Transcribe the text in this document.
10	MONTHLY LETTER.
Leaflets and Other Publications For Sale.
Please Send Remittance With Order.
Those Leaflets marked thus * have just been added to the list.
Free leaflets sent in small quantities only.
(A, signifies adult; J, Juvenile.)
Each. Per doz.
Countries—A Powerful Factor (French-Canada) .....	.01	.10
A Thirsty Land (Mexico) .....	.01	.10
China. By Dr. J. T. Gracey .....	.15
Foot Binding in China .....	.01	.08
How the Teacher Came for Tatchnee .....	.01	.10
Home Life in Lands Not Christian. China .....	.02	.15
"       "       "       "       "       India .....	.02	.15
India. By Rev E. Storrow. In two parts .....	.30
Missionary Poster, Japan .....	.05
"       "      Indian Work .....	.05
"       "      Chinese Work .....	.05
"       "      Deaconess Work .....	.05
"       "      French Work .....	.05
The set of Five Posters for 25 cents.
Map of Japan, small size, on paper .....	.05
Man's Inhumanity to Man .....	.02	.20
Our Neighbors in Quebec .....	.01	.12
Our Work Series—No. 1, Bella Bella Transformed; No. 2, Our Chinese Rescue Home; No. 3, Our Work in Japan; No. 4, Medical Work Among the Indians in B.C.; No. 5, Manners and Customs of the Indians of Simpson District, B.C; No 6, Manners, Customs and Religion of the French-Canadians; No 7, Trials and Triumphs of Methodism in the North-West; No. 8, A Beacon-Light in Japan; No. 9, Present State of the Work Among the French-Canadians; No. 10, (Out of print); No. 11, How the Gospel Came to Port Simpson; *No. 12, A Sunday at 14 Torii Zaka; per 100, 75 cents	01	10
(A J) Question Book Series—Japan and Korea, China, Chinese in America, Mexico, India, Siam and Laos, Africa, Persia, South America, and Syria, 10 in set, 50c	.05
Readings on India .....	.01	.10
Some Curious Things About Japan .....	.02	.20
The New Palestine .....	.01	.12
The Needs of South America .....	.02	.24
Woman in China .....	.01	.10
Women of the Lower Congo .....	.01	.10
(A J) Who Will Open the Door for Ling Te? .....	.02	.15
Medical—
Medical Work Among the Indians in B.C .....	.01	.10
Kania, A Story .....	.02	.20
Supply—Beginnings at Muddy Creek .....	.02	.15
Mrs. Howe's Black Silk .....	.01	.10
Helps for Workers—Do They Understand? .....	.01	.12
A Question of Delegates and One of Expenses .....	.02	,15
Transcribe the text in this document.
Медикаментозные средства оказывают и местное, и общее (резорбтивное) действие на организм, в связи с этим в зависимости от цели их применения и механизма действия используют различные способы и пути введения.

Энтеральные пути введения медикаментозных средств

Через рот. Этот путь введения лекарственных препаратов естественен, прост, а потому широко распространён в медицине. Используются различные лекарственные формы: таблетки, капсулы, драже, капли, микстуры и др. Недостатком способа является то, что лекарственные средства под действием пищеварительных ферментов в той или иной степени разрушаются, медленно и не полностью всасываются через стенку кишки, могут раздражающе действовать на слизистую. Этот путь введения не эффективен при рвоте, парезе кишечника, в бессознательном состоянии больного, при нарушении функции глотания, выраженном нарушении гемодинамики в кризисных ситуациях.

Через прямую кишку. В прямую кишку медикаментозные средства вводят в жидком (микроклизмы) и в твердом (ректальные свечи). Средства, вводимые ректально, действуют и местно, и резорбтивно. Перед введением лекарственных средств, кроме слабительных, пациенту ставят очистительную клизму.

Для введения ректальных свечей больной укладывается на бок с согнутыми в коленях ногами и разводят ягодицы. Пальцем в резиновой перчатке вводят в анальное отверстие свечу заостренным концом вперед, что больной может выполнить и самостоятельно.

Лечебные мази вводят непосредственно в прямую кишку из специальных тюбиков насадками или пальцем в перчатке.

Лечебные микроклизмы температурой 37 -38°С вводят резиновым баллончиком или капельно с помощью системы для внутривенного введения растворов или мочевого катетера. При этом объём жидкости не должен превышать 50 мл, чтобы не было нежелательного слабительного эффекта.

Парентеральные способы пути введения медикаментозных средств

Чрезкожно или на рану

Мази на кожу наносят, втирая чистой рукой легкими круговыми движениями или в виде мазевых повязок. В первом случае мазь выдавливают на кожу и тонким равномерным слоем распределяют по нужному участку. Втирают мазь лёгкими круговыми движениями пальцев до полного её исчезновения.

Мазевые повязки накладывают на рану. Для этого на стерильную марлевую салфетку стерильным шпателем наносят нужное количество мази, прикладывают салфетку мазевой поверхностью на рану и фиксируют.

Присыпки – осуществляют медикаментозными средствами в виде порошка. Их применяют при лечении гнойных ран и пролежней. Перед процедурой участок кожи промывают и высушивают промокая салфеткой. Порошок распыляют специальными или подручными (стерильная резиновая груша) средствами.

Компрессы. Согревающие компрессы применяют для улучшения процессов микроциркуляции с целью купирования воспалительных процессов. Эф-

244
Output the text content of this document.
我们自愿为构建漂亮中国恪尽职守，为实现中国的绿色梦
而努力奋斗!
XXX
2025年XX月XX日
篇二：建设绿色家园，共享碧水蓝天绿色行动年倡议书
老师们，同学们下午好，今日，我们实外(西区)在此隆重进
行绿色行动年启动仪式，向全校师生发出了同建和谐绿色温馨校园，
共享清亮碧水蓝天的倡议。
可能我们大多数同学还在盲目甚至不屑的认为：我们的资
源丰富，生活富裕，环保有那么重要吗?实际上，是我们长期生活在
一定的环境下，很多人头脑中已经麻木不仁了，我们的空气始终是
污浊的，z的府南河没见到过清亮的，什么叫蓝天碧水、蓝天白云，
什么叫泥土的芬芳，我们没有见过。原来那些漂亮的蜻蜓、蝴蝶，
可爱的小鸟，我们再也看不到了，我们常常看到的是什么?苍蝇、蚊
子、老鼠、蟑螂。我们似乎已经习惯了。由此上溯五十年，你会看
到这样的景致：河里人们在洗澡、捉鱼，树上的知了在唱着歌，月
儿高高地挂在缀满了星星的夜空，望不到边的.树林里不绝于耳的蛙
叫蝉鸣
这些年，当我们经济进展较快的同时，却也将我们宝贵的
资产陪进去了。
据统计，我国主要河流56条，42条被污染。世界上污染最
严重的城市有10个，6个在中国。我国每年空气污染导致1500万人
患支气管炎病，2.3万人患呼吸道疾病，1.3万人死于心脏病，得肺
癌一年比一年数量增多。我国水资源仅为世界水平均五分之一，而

.....

- [What is expected]
Write out the entries above once more, without altering anything.

- [Answer to the task]
Transcribe the text in this document.
10	MONTHLY LETTER.
Leaflets and Other Publications For Sale.
Please Send Remittance With Order.
Those Leaflets marked thus * have just been added to the list.
Free leaflets sent in small quantities only.
(A, signifies adult; J, Juvenile.)
Each. Per doz.
Countries—A Powerful Factor (French-Canada) .....	.01	.10
A Thirsty Land (Mexico) .....	.01	.10
China. By Dr. J. T. Gracey .....	.15
Foot Binding in China .....	.01	.08
How the Teacher Came for Tatchnee .....	.01	.10
Home Life in Lands Not Christian. China .....	.02	.15
"       "       "       "       "       India .....	.02	.15
India. By Rev E. Storrow. In two parts .....	.30
Missionary Poster, Japan .....	.05
"       "      Indian Work .....	.05
"       "      Chinese Work .....	.05
"       "      Deaconess Work .....	.05
"       "      French Work .....	.05
The set of Five Posters for 25 cents.
Map of Japan, small size, on paper .....	.05
Man's Inhumanity to Man .....	.02	.20
Our Neighbors in Quebec .....	.01	.12
Our Work Series—No. 1, Bella Bella Transformed; No. 2, Our Chinese Rescue Home; No. 3, Our Work in Japan; No. 4, Medical Work Among the Indians in B.C.; No. 5, Manners and Customs of the Indians of Simpson District, B.C; No 6, Manners, Customs and Religion of the French-Canadians; No 7, Trials and Triumphs of Methodism in the North-West; No. 8, A Beacon-Light in Japan; No. 9, Present State of the Work Among the French-Canadians; No. 10, (Out of print); No. 11, How the Gospel Came to Port Simpson; *No. 12, A Sunday at 14 Torii Zaka; per 100, 75 cents	01	10
(A J) Question Book Series—Japan and Korea, China, Chinese in America, Mexico, India, Siam and Laos, Africa, Persia, South America, and Syria, 10 in set, 50c	.05
Readings on India .....	.01	.10
Some Curious Things About Japan .....	.02	.20
The New Palestine .....	.01	.12
The Needs of South America .....	.02	.24
Woman in China .....	.01	.10
Women of the Lower Congo .....	.01	.10
(A J) Who Will Open the Door for Ling Te? .....	.02	.15
Medical—
Medical Work Among the Indians in B.C .....	.01	.10
Kania, A Story .....	.02	.20
Supply—Beginnings at Muddy Creek .....	.02	.15
Mrs. Howe's Black Silk .....	.01	.10
Helps for Workers—Do They Understand? .....	.01	.12
A Question of Delegates and One of Expenses .....	.02	,15
Transcribe the text in this document.
Медикаментозные средства оказывают и местное, и общее (резорбтивное) действие на организм, в связи с этим в зависимости от цели их применения и механизма действия используют различные способы и пути введения.

Энтеральные пути введения медикаментозных средств

Через рот. Этот путь введения лекарственных препаратов естественен, прост, а потому широко распространён в медицине. Используются различные лекарственные формы: таблетки, капсулы, драже, капли, микстуры и др. Недостатком способа является то, что лекарственные средства под действием пищеварительных ферментов в той или иной степени разрушаются, медленно и не полностью всасываются через стенку кишки, могут раздражающе действовать на слизистую. Этот путь введения не эффективен при рвоте, парезе кишечника, в бессознательном состоянии больного, при нарушении функции глотания, выраженном нарушении гемодинамики в кризисных ситуациях.

Через прямую кишку. В прямую кишку медикаментозные средства вводят в жидком (микроклизмы) и в твердом (ректальные свечи). Средства, вводимые ректально, действуют и местно, и резорбтивно. Перед введением лекарственных средств, кроме слабительных, пациенту ставят очистительную клизму.

Для введения ректальных свечей больной укладывается на бок с согнутыми в коленях ногами и разводят ягодицы. Пальцем в резиновой перчатке вводят в анальное отверстие свечу заостренным концом вперед, что больной может выполнить и самостоятельно.

Лечебные мази вводят непосредственно в прямую кишку из специальных тюбиков насадками или пальцем в перчатке.

Лечебные микроклизмы температурой 37 -38°С вводят резиновым баллончиком или капельно с помощью системы для внутривенного введения растворов или мочевого катетера. При этом объём жидкости не должен превышать 50 мл, чтобы не было нежелательного слабительного эффекта.

Парентеральные способы пути введения медикаментозных средств

Чрезкожно или на рану

Мази на кожу наносят, втирая чистой рукой легкими круговыми движениями или в виде мазевых повязок. В первом случае мазь выдавливают на кожу и тонким равномерным слоем распределяют по нужному участку. Втирают мазь лёгкими круговыми движениями пальцев до полного её исчезновения.

Мазевые повязки накладывают на рану. Для этого на стерильную марлевую салфетку стерильным шпателем наносят нужное количество мази, прикладывают салфетку мазевой поверхностью на рану и фиксируют.

Присыпки – осуществляют медикаментозными средствами в виде порошка. Их применяют при лечении гнойных ран и пролежней. Перед процедурой участок кожи промывают и высушивают промокая салфеткой. Порошок распыляют специальными или подручными (стерильная резиновая груша) средствами.

Компрессы. Согревающие компрессы применяют для улучшения процессов микроциркуляции с целью купирования воспалительных процессов. Эф-

244
Output the text content of this document.
我们自愿为构建漂亮中国恪尽职守，为实现中国的绿色梦
而努力奋斗!
XXX
2025年XX月XX日
篇二：建设绿色家园，共享碧水蓝天绿色行动年倡议书
老师们，同学们下午好，今日，我们实外(西区)在此隆重进
行绿色行动年启动仪式，向全校师生发出了同建和谐绿色温馨校园，
共享清亮碧水蓝天的倡议。
可能我们大多数同学还在盲目甚至不屑的认为：我们的资
源丰富，生活富裕，环保有那么重要吗?实际上，是我们长期生活在
一定的环境下，很多人头脑中已经麻木不仁了，我们的空气始终是
污浊的，z的府南河没见到过清亮的，什么叫蓝天碧水、蓝天白云，
什么叫泥土的芬芳，我们没有见过。原来那些漂亮的蜻蜓、蝴蝶，
可爱的小鸟，我们再也看不到了，我们常常看到的是什么?苍蝇、蚊
子、老鼠、蟑螂。我们似乎已经习惯了。由此上溯五十年，你会看
到这样的景致：河里人们在洗澡、捉鱼，树上的知了在唱着歌，月
儿高高地挂在缀满了星星的夜空，望不到边的.树林里不绝于耳的蛙
叫蝉鸣
这些年，当我们经济进展较快的同时，却也将我们宝贵的
资产陪进去了。
据统计，我国主要河流56条，42条被污染。世界上污染最
严重的城市有10个，6个在中国。我国每年空气污染导致1500万人
患支气管炎病，2.3万人患呼吸道疾病，1.3万人死于心脏病，得肺
癌一年比一年数量增多。我国水资源仅为世界水平均五分之一，而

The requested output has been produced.